■ Problem details ■
Report how many lines in the records below contain the word "title". Give only the number.
— BEGIN Given records —
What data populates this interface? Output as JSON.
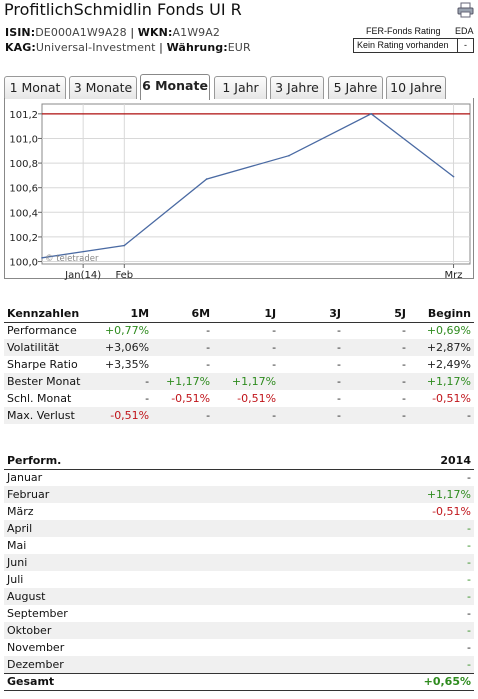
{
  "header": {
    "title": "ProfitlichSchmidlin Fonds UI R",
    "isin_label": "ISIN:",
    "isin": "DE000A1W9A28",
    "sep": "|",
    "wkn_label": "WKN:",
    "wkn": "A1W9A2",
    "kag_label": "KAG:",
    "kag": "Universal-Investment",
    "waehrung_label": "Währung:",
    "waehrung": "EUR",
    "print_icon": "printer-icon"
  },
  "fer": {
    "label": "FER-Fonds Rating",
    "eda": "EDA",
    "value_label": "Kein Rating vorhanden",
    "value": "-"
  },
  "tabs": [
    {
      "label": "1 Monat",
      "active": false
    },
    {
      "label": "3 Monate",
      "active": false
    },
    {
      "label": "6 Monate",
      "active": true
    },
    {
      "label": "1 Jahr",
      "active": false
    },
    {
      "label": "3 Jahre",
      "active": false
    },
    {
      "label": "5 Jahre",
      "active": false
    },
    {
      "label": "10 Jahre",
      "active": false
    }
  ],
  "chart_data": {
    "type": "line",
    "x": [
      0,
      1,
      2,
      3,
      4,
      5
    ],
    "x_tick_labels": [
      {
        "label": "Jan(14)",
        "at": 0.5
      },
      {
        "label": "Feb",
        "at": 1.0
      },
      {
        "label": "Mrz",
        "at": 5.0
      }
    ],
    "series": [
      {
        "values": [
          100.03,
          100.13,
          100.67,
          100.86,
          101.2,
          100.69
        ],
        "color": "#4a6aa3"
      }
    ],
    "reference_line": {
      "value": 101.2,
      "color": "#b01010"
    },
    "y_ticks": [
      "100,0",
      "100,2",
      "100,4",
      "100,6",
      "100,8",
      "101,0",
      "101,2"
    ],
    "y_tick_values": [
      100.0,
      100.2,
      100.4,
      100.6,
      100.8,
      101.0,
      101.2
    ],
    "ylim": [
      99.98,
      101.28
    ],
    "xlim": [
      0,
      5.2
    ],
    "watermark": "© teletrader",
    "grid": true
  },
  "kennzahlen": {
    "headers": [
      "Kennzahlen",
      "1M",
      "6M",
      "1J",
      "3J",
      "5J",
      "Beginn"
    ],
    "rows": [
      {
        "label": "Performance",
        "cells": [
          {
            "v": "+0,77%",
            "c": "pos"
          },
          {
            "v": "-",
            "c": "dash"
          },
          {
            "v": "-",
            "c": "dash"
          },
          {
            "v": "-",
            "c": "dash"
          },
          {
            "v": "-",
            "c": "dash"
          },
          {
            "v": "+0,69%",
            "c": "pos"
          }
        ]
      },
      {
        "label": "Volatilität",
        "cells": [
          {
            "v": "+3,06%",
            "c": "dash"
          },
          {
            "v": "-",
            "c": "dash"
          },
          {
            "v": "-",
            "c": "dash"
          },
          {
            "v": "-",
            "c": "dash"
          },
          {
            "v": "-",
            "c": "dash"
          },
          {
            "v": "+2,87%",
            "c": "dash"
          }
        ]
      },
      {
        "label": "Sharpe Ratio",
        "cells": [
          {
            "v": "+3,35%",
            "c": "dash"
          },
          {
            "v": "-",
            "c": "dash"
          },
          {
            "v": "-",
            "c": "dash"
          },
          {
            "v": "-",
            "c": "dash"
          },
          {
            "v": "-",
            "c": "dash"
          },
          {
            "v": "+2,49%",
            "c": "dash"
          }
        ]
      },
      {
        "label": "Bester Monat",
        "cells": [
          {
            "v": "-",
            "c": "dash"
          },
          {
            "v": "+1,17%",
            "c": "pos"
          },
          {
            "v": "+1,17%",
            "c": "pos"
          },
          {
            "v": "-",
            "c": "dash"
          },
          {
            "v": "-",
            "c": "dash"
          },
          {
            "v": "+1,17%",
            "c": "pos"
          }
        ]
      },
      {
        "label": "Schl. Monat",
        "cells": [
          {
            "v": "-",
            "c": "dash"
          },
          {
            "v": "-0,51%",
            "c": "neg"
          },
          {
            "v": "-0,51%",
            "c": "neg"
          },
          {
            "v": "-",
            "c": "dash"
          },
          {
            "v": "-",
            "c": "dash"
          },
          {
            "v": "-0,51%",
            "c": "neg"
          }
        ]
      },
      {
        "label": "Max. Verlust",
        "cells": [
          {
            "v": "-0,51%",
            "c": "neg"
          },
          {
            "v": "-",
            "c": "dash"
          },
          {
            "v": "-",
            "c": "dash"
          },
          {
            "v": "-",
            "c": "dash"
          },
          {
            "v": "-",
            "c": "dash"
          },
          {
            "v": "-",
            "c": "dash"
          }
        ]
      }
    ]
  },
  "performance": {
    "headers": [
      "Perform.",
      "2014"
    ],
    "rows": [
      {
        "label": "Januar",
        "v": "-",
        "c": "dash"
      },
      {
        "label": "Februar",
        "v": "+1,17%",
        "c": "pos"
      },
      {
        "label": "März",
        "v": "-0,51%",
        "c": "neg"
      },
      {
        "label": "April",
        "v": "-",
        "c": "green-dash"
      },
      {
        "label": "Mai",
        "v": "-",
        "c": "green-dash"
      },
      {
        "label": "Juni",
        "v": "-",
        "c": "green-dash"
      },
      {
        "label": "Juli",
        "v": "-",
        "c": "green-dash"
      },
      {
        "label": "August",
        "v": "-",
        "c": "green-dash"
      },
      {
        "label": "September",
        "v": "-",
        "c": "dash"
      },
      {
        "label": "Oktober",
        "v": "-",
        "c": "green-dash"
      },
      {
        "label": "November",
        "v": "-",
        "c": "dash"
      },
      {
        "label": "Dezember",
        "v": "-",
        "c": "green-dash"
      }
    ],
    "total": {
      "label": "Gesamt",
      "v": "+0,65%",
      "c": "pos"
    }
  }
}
— END Given records —
— BEGIN Given records —
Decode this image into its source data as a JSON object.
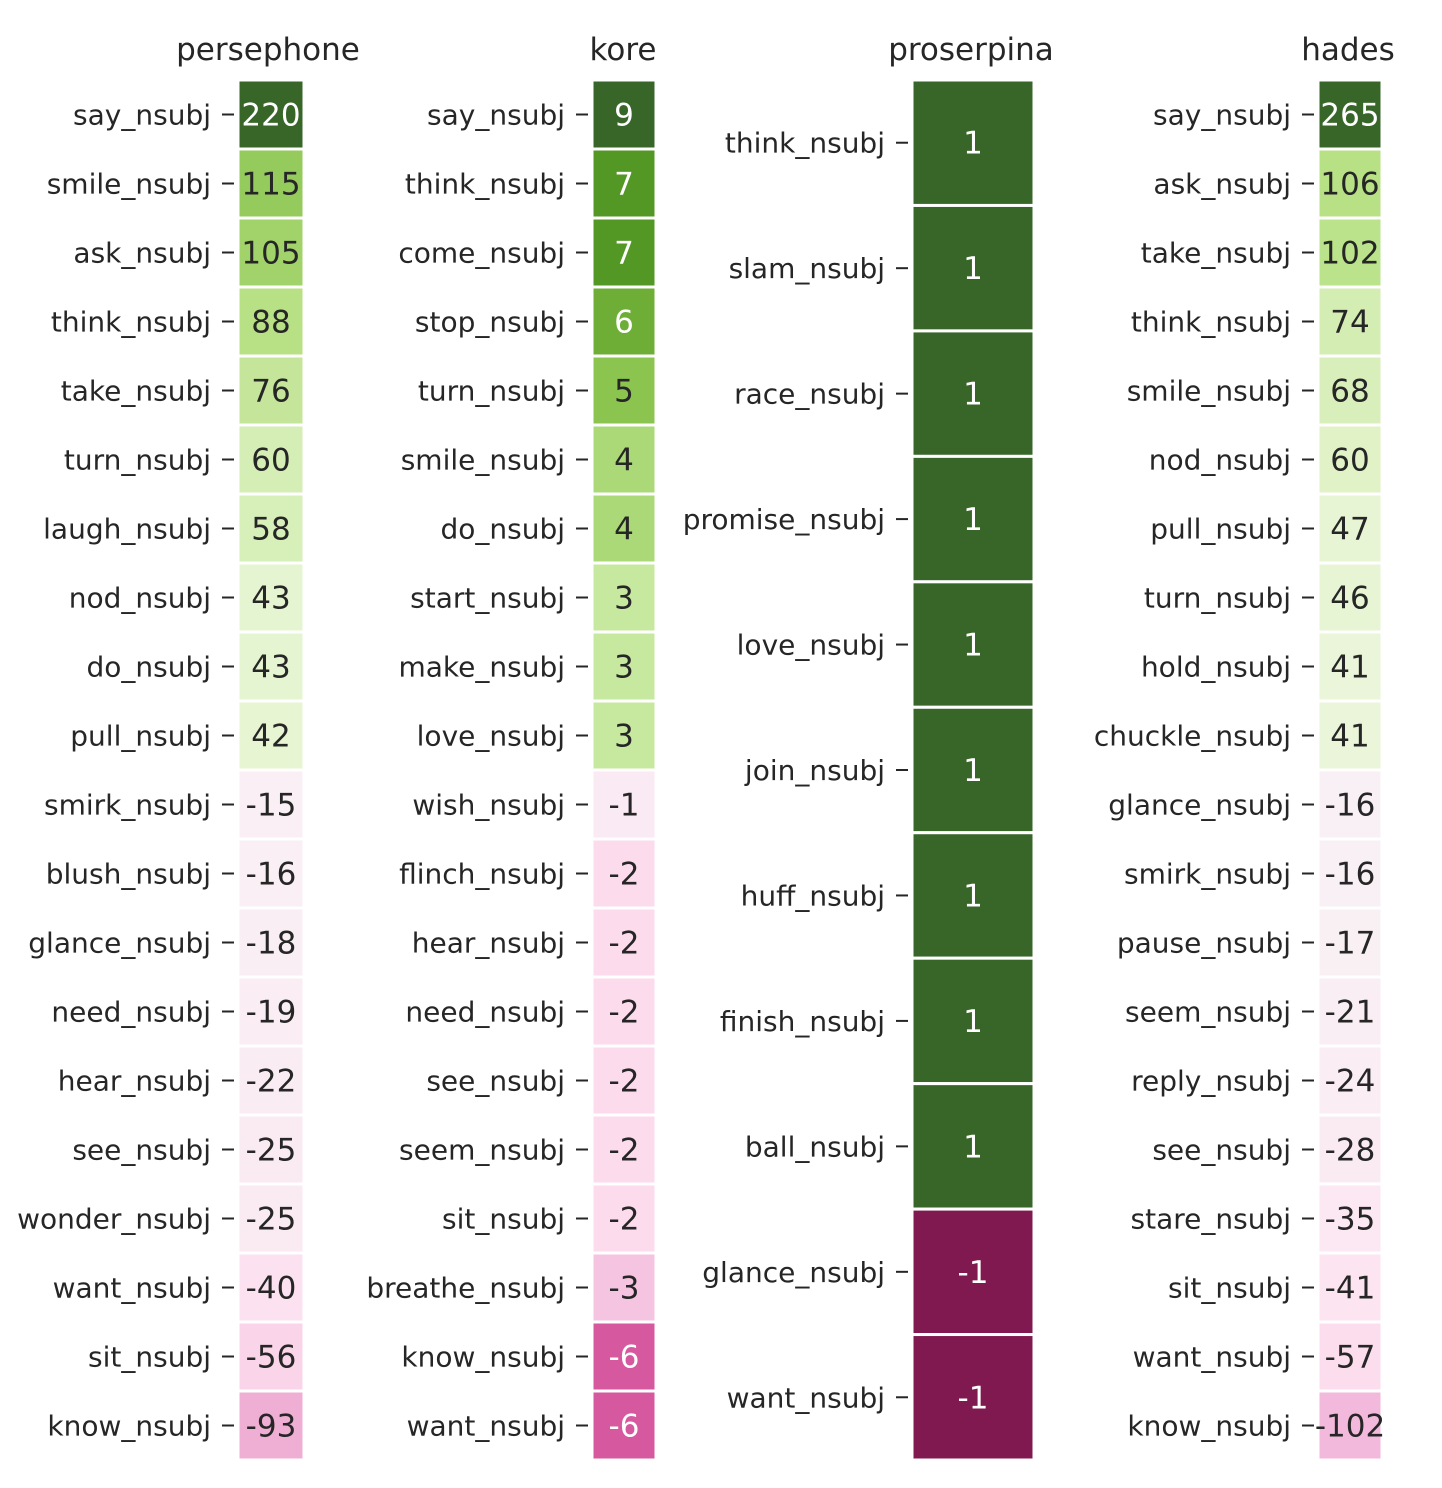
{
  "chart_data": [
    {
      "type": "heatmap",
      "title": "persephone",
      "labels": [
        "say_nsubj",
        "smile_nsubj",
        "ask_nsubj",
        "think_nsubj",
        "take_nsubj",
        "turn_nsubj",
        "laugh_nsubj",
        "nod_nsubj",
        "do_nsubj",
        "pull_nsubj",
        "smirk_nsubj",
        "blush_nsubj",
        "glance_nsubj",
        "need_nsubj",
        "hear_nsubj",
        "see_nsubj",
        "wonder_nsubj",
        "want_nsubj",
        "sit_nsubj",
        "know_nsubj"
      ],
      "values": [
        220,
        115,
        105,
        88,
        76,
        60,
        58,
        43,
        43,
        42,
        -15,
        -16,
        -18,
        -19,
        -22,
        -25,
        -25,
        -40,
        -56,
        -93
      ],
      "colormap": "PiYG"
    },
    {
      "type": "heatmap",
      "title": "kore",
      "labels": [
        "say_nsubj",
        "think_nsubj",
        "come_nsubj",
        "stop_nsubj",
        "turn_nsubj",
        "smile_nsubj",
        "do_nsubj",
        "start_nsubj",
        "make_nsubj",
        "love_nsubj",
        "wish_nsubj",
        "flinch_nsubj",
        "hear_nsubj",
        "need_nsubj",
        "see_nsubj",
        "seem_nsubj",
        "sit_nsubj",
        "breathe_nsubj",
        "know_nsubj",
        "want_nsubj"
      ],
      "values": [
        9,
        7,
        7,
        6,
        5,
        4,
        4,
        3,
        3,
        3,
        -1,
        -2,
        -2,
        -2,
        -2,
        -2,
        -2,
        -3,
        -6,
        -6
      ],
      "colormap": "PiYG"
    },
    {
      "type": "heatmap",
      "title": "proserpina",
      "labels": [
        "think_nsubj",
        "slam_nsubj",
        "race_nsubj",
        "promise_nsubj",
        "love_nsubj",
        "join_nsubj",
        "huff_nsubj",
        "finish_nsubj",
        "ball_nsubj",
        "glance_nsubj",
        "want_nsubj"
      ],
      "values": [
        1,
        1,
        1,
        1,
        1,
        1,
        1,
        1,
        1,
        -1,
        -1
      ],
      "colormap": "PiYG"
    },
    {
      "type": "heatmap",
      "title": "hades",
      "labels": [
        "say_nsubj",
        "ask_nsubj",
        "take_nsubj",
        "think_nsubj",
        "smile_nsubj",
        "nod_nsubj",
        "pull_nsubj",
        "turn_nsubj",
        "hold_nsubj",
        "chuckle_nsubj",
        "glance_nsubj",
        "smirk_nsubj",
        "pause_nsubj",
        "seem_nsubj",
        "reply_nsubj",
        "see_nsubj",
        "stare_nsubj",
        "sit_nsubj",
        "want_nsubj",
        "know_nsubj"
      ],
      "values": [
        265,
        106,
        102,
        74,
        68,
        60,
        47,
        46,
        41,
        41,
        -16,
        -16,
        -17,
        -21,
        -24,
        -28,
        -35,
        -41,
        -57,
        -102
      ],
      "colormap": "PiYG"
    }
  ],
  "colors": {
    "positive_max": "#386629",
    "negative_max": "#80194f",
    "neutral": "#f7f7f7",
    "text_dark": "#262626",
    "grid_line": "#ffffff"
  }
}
— END Given records —
— BEGIN Given records —
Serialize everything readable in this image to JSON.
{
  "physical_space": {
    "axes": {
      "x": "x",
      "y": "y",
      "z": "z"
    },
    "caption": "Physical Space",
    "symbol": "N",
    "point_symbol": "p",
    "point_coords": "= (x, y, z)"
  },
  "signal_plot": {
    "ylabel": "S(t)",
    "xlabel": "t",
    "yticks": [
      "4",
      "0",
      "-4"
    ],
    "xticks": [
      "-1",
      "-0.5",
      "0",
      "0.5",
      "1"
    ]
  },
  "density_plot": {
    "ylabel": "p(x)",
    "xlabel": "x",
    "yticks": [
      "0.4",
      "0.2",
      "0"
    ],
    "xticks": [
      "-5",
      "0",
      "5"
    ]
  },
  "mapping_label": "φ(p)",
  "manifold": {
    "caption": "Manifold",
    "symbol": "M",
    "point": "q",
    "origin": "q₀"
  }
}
— END Given records —
■ Answer below ■
5